→ **Exercise instructions**
Make an exact copy of the data below, leaving out every picture.

→ **Records supplied**
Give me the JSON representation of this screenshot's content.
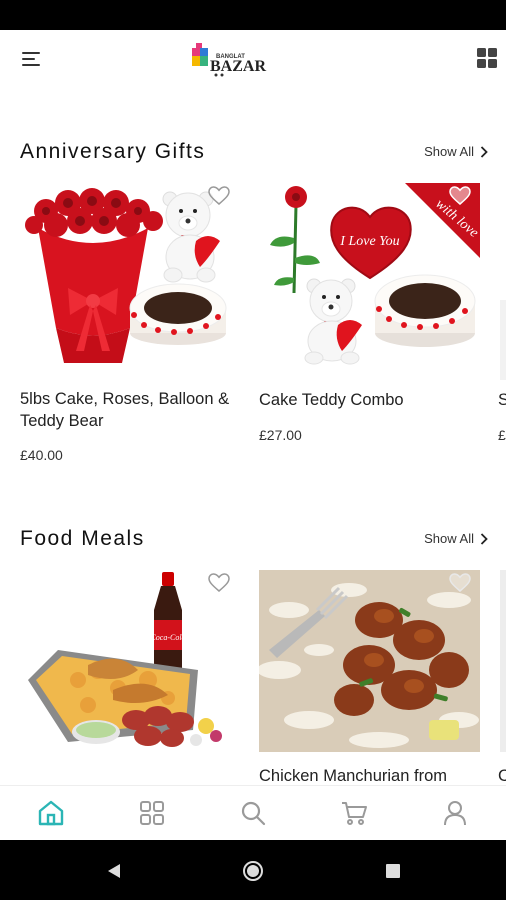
{
  "app": {
    "logo_text": "BANGLAT BAZAR"
  },
  "sections": [
    {
      "title": "Anniversary Gifts",
      "show_all": "Show All",
      "products": [
        {
          "name": "5lbs Cake, Roses, Balloon & Teddy Bear",
          "price": "£40.00"
        },
        {
          "name": "Cake Teddy Combo",
          "price": "£27.00"
        },
        {
          "name": "S",
          "price": "£"
        }
      ]
    },
    {
      "title": "Food Meals",
      "show_all": "Show All",
      "products": [
        {
          "name": "",
          "price": ""
        },
        {
          "name": "Chicken Manchurian from",
          "price": ""
        },
        {
          "name": "C",
          "price": ""
        }
      ]
    }
  ],
  "balloon_text": "I Love You",
  "ribbon_text": "with love",
  "bottom_nav": [
    "home-icon",
    "categories-icon",
    "search-icon",
    "cart-icon",
    "profile-icon"
  ],
  "colors": {
    "accent": "#2bb5b5",
    "nav_inactive": "#9a9a9a"
  }
}
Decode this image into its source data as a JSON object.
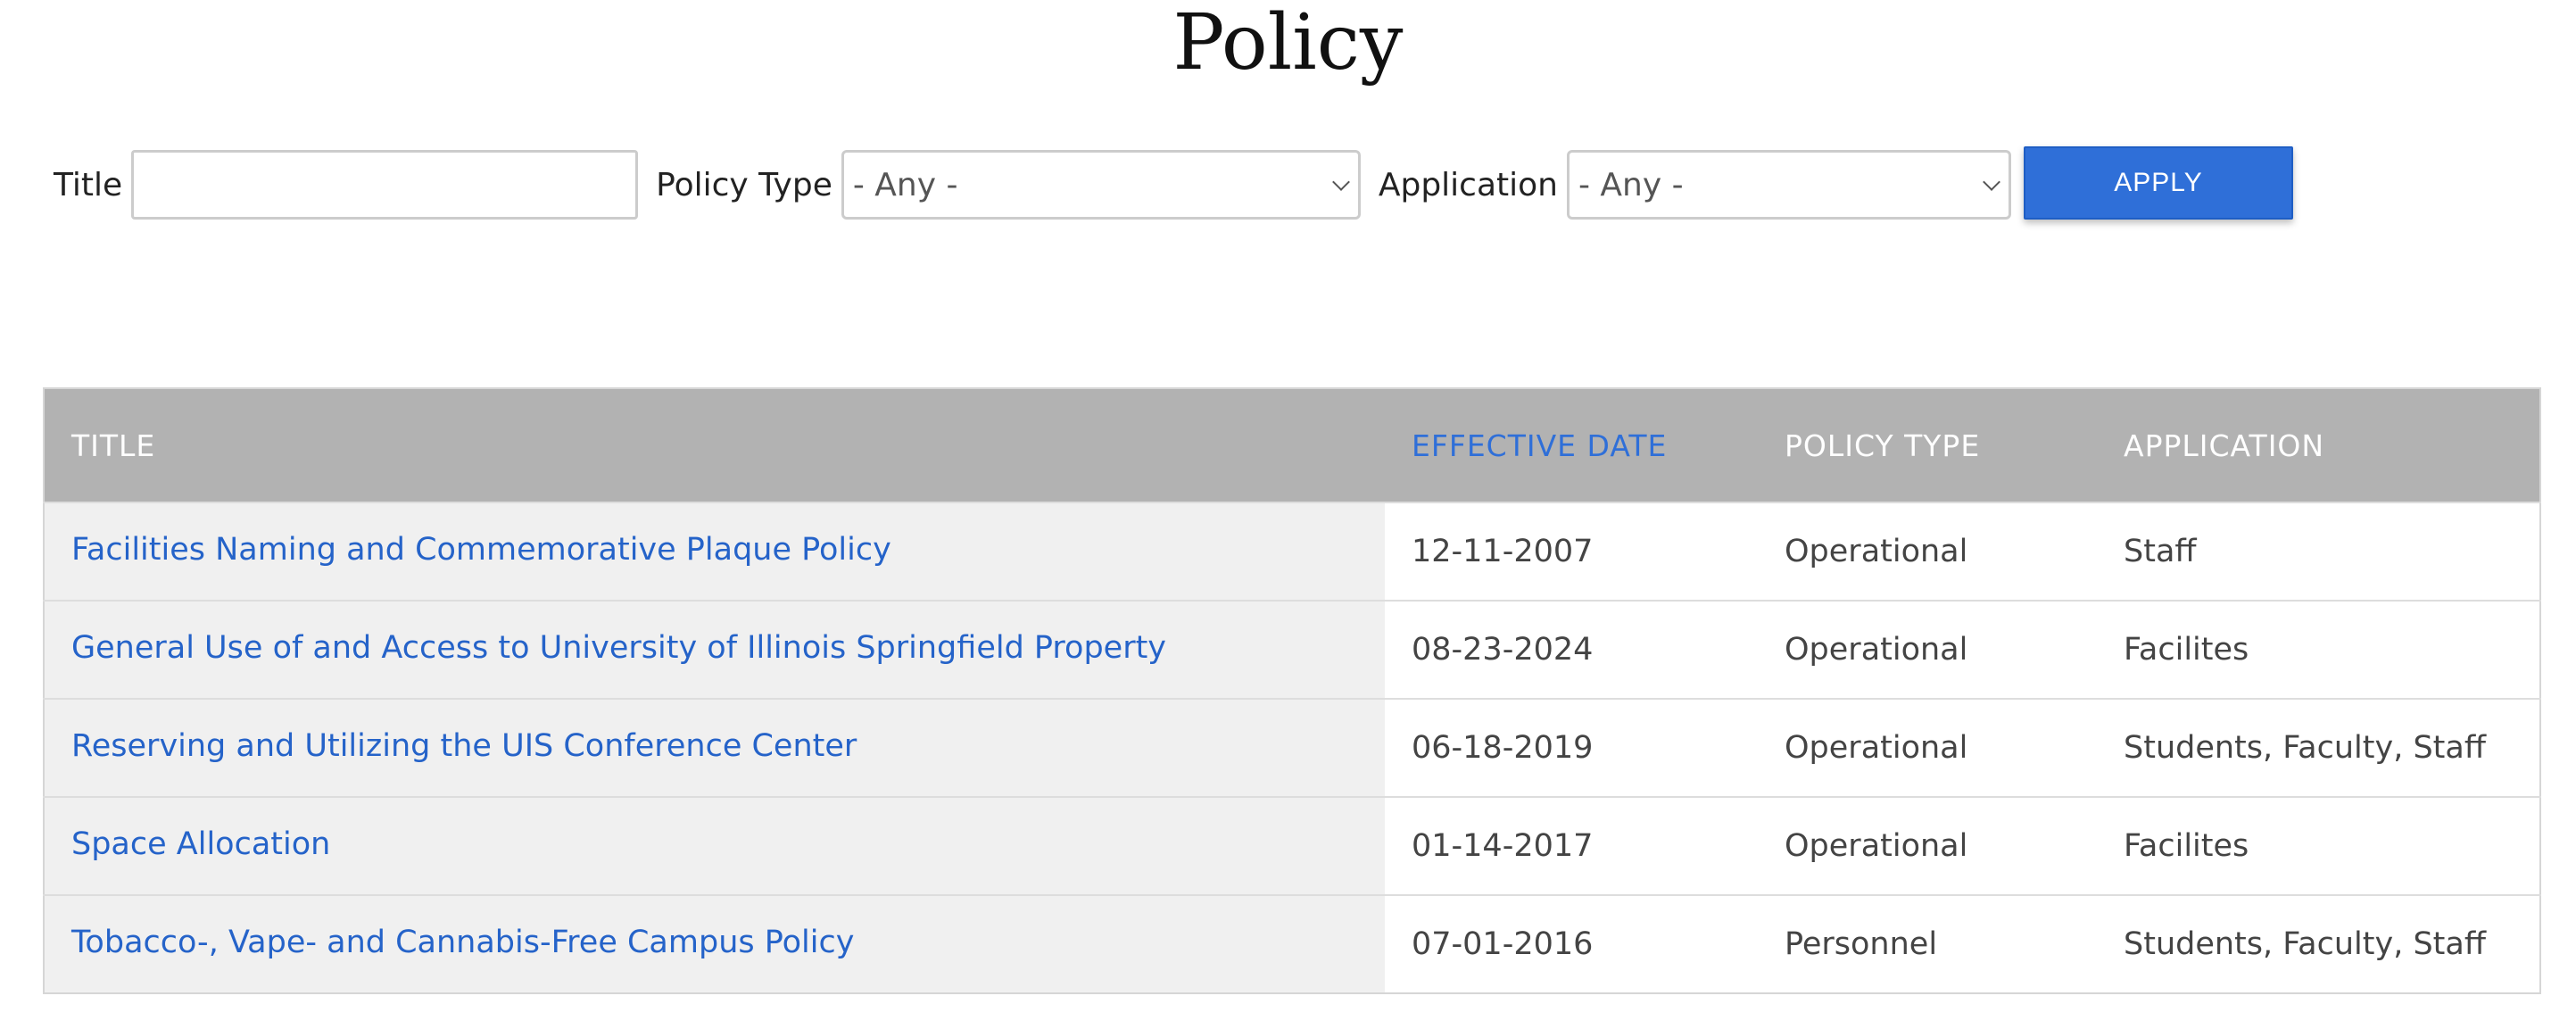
{
  "page": {
    "title": "Policy"
  },
  "filters": {
    "title_label": "Title",
    "title_value": "",
    "policy_type_label": "Policy Type",
    "policy_type_selected": "- Any -",
    "application_label": "Application",
    "application_selected": "- Any -",
    "apply_label": "APPLY"
  },
  "table": {
    "headers": {
      "title": "TITLE",
      "effective_date": "EFFECTIVE DATE",
      "policy_type": "POLICY TYPE",
      "application": "APPLICATION"
    },
    "rows": [
      {
        "title": "Facilities Naming and Commemorative Plaque Policy",
        "effective_date": "12-11-2007",
        "policy_type": "Operational",
        "application": "Staff"
      },
      {
        "title": "General Use of and Access to University of Illinois Springfield Property",
        "effective_date": "08-23-2024",
        "policy_type": "Operational",
        "application": "Facilites"
      },
      {
        "title": "Reserving and Utilizing the UIS Conference Center",
        "effective_date": "06-18-2019",
        "policy_type": "Operational",
        "application": "Students, Faculty, Staff"
      },
      {
        "title": "Space Allocation",
        "effective_date": "01-14-2017",
        "policy_type": "Operational",
        "application": "Facilites"
      },
      {
        "title": "Tobacco-, Vape- and Cannabis-Free Campus Policy",
        "effective_date": "07-01-2016",
        "policy_type": "Personnel",
        "application": "Students, Faculty, Staff"
      }
    ]
  },
  "colors": {
    "accent": "#2f6fd8",
    "link": "#2563c9",
    "header_bg": "#b2b2b2",
    "title_cell_bg": "#f0f0f0"
  },
  "icons": {
    "select_arrow": "chevron-down-icon"
  }
}
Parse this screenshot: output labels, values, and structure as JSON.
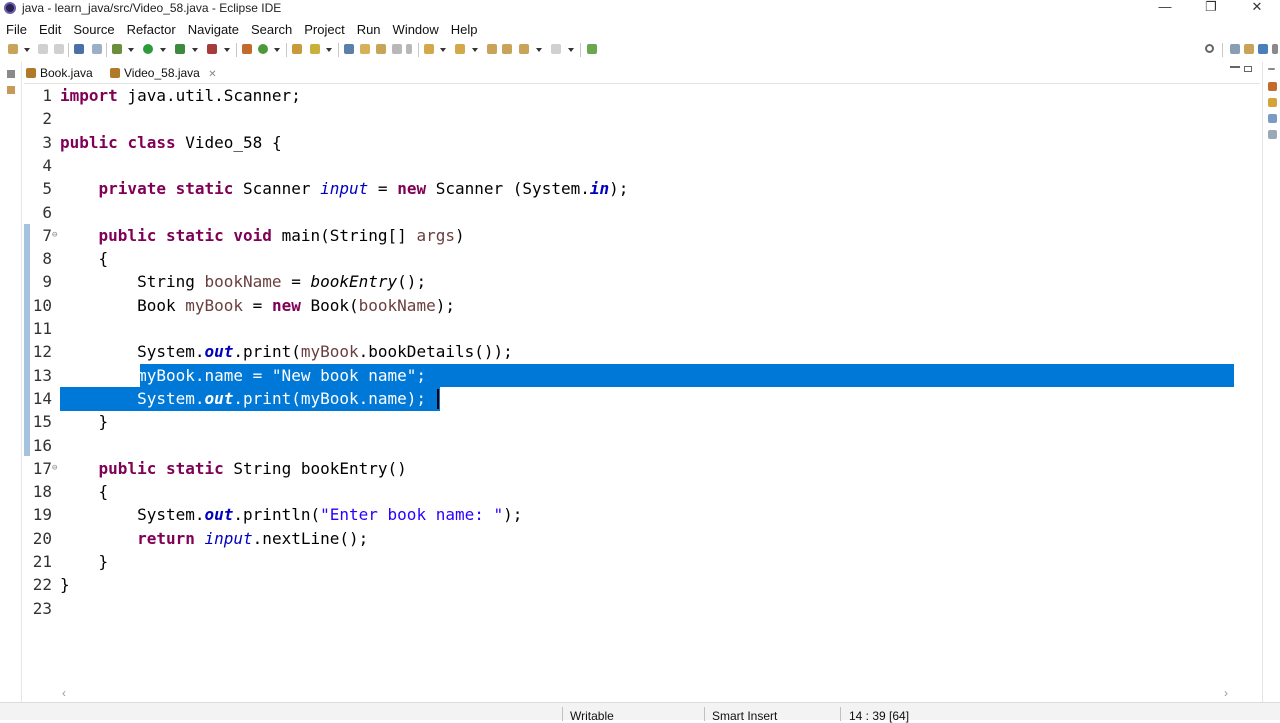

→ **Response to this task**
Give me the JSON representation of this screenshot's content.
{
  "app": {
    "logo_text": "BANGLAT BAZAR"
  },
  "sections": [
    {
      "title": "Anniversary Gifts",
      "show_all": "Show All",
      "products": [
        {
          "name": "5lbs Cake, Roses, Balloon & Teddy Bear",
          "price": "£40.00"
        },
        {
          "name": "Cake Teddy Combo",
          "price": "£27.00"
        },
        {
          "name": "S",
          "price": "£"
        }
      ]
    },
    {
      "title": "Food Meals",
      "show_all": "Show All",
      "products": [
        {
          "name": "",
          "price": ""
        },
        {
          "name": "Chicken Manchurian from",
          "price": ""
        },
        {
          "name": "C",
          "price": ""
        }
      ]
    }
  ],
  "balloon_text": "I Love You",
  "ribbon_text": "with love",
  "bottom_nav": [
    "home-icon",
    "categories-icon",
    "search-icon",
    "cart-icon",
    "profile-icon"
  ],
  "colors": {
    "accent": "#2bb5b5",
    "nav_inactive": "#9a9a9a"
  }
}
Decode this image into its source data as a JSON object.
{
  "page": {
    "title": "Policy"
  },
  "filters": {
    "title_label": "Title",
    "title_value": "",
    "policy_type_label": "Policy Type",
    "policy_type_selected": "- Any -",
    "application_label": "Application",
    "application_selected": "- Any -",
    "apply_label": "APPLY"
  },
  "table": {
    "headers": {
      "title": "TITLE",
      "effective_date": "EFFECTIVE DATE",
      "policy_type": "POLICY TYPE",
      "application": "APPLICATION"
    },
    "rows": [
      {
        "title": "Facilities Naming and Commemorative Plaque Policy",
        "effective_date": "12-11-2007",
        "policy_type": "Operational",
        "application": "Staff"
      },
      {
        "title": "General Use of and Access to University of Illinois Springfield Property",
        "effective_date": "08-23-2024",
        "policy_type": "Operational",
        "application": "Facilites"
      },
      {
        "title": "Reserving and Utilizing the UIS Conference Center",
        "effective_date": "06-18-2019",
        "policy_type": "Operational",
        "application": "Students, Faculty, Staff"
      },
      {
        "title": "Space Allocation",
        "effective_date": "01-14-2017",
        "policy_type": "Operational",
        "application": "Facilites"
      },
      {
        "title": "Tobacco-, Vape- and Cannabis-Free Campus Policy",
        "effective_date": "07-01-2016",
        "policy_type": "Personnel",
        "application": "Students, Faculty, Staff"
      }
    ]
  },
  "colors": {
    "accent": "#2f6fd8",
    "link": "#2563c9",
    "header_bg": "#b2b2b2",
    "title_cell_bg": "#f0f0f0"
  },
  "icons": {
    "select_arrow": "chevron-down-icon"
  }
}
Parse this screenshot: output labels, values, and structure as JSON.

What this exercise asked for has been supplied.